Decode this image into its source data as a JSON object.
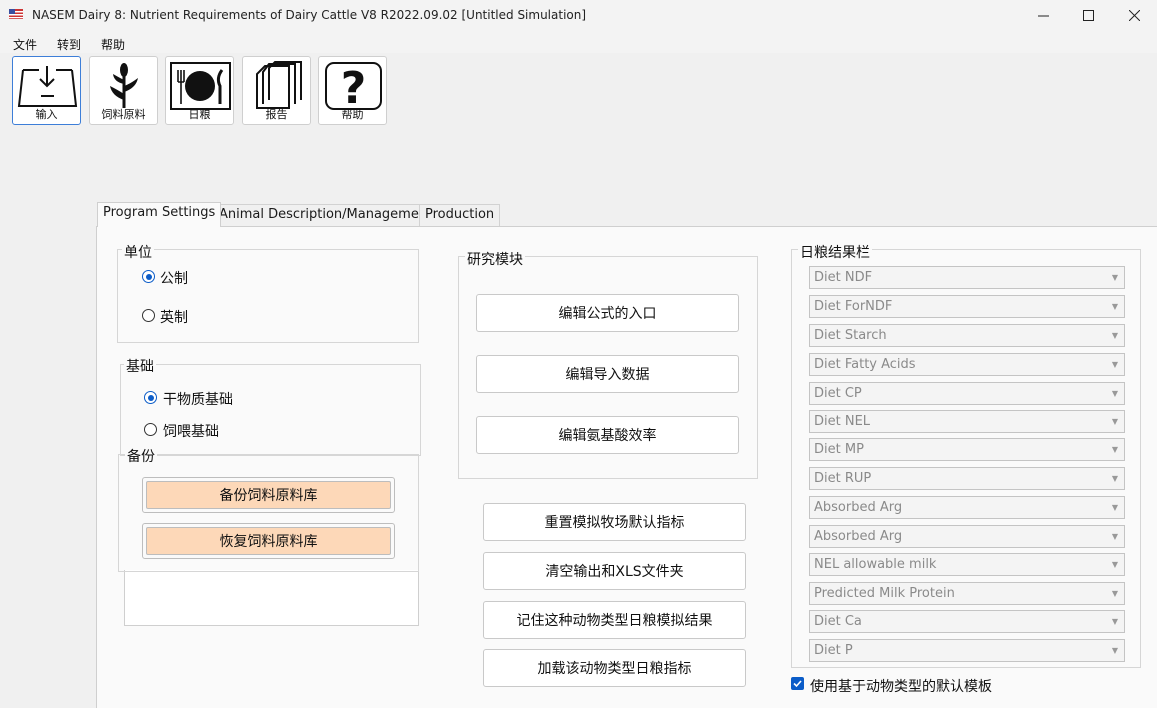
{
  "window": {
    "title": "NASEM Dairy 8: Nutrient Requirements of Dairy Cattle  V8 R2022.09.02 [Untitled Simulation]"
  },
  "menu": [
    "文件",
    "转到",
    "帮助"
  ],
  "toolbar": [
    {
      "label": "输入",
      "icon": "input-icon"
    },
    {
      "label": "饲料原料",
      "icon": "corn-plant-icon"
    },
    {
      "label": "日粮",
      "icon": "plate-utensils-icon"
    },
    {
      "label": "报告",
      "icon": "report-pages-icon"
    },
    {
      "label": "帮助",
      "icon": "question-mark-icon"
    }
  ],
  "tabs": [
    "Program Settings",
    "Animal Description/Management",
    "Production"
  ],
  "units": {
    "title": "单位",
    "options": [
      "公制",
      "英制"
    ],
    "selected": "公制"
  },
  "basis": {
    "title": "基础",
    "options": [
      "干物质基础",
      "饲喂基础"
    ],
    "selected": "干物质基础"
  },
  "backup": {
    "title": "备份",
    "buttons": [
      "备份饲料原料库",
      "恢复饲料原料库"
    ]
  },
  "research": {
    "title": "研究模块",
    "buttons": [
      "编辑公式的入口",
      "编辑导入数据",
      "编辑氨基酸效率"
    ]
  },
  "actions": [
    "重置模拟牧场默认指标",
    "清空输出和XLS文件夹",
    "记住这种动物类型日粮模拟结果",
    "加载该动物类型日粮指标"
  ],
  "diet_results": {
    "title": "日粮结果栏",
    "selects": [
      "Diet NDF",
      "Diet ForNDF",
      "Diet Starch",
      "Diet Fatty Acids",
      "Diet CP",
      "Diet NEL",
      "Diet MP",
      "Diet RUP",
      "Absorbed Arg",
      "Absorbed Arg",
      "NEL allowable milk",
      "Predicted Milk Protein",
      "Diet Ca",
      "Diet P"
    ]
  },
  "default_template": {
    "label": "使用基于动物类型的默认模板",
    "checked": true
  },
  "colors": {
    "accent": "#0b5cc8",
    "peach_button": "#fdd8b8"
  }
}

━━━━━━━━

> _About this exercise_: An exact repetition of all the records above is required, excluding the pictures.

> _Exercise output_:
Decode this image into its source data as a JSON object.
{
  "window": {
    "title": "NASEM Dairy 8: Nutrient Requirements of Dairy Cattle  V8 R2022.09.02 [Untitled Simulation]"
  },
  "menu": [
    "文件",
    "转到",
    "帮助"
  ],
  "toolbar": [
    {
      "label": "输入",
      "icon": "input-icon"
    },
    {
      "label": "饲料原料",
      "icon": "corn-plant-icon"
    },
    {
      "label": "日粮",
      "icon": "plate-utensils-icon"
    },
    {
      "label": "报告",
      "icon": "report-pages-icon"
    },
    {
      "label": "帮助",
      "icon": "question-mark-icon"
    }
  ],
  "tabs": [
    "Program Settings",
    "Animal Description/Management",
    "Production"
  ],
  "units": {
    "title": "单位",
    "options": [
      "公制",
      "英制"
    ],
    "selected": "公制"
  },
  "basis": {
    "title": "基础",
    "options": [
      "干物质基础",
      "饲喂基础"
    ],
    "selected": "干物质基础"
  },
  "backup": {
    "title": "备份",
    "buttons": [
      "备份饲料原料库",
      "恢复饲料原料库"
    ]
  },
  "research": {
    "title": "研究模块",
    "buttons": [
      "编辑公式的入口",
      "编辑导入数据",
      "编辑氨基酸效率"
    ]
  },
  "actions": [
    "重置模拟牧场默认指标",
    "清空输出和XLS文件夹",
    "记住这种动物类型日粮模拟结果",
    "加载该动物类型日粮指标"
  ],
  "diet_results": {
    "title": "日粮结果栏",
    "selects": [
      "Diet NDF",
      "Diet ForNDF",
      "Diet Starch",
      "Diet Fatty Acids",
      "Diet CP",
      "Diet NEL",
      "Diet MP",
      "Diet RUP",
      "Absorbed Arg",
      "Absorbed Arg",
      "NEL allowable milk",
      "Predicted Milk Protein",
      "Diet Ca",
      "Diet P"
    ]
  },
  "default_template": {
    "label": "使用基于动物类型的默认模板",
    "checked": true
  },
  "colors": {
    "accent": "#0b5cc8",
    "peach_button": "#fdd8b8"
  }
}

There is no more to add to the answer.